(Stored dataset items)
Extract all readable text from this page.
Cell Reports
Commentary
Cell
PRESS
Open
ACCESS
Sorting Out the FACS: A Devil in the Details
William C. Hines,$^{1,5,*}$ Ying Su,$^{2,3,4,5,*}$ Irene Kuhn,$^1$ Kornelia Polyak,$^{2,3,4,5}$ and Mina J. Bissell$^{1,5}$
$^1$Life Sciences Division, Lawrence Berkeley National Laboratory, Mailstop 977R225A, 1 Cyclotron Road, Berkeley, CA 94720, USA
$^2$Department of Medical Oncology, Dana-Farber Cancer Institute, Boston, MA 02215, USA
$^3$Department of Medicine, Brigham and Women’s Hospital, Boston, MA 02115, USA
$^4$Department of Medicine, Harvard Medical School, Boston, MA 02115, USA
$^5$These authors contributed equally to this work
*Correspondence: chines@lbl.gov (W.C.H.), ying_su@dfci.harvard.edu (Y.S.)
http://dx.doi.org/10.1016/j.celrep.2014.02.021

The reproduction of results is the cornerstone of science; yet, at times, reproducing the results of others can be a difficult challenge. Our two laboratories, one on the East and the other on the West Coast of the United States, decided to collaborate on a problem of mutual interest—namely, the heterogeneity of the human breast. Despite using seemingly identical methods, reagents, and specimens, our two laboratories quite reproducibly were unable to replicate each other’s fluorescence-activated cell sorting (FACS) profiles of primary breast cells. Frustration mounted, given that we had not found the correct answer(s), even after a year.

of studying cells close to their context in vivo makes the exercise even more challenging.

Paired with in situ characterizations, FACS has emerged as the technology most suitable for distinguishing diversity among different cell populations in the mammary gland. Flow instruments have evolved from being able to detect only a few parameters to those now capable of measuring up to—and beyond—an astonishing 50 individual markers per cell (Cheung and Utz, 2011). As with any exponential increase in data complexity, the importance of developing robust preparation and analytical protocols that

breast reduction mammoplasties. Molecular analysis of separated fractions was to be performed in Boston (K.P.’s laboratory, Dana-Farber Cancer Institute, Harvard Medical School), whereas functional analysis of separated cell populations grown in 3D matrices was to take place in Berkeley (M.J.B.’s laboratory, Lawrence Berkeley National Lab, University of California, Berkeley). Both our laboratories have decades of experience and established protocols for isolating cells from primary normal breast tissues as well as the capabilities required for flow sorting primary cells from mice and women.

■ TASK OBJECTIVE ■
Look through the data above and report every line in which "Medicine" appears.

■ EXERCISE SOLUTION ■
$^3$Department of Medicine, Brigham and Women’s Hospital, Boston, MA 02115, USA
$^4$Department of Medicine, Harvard Medical School, Boston, MA 02115, USA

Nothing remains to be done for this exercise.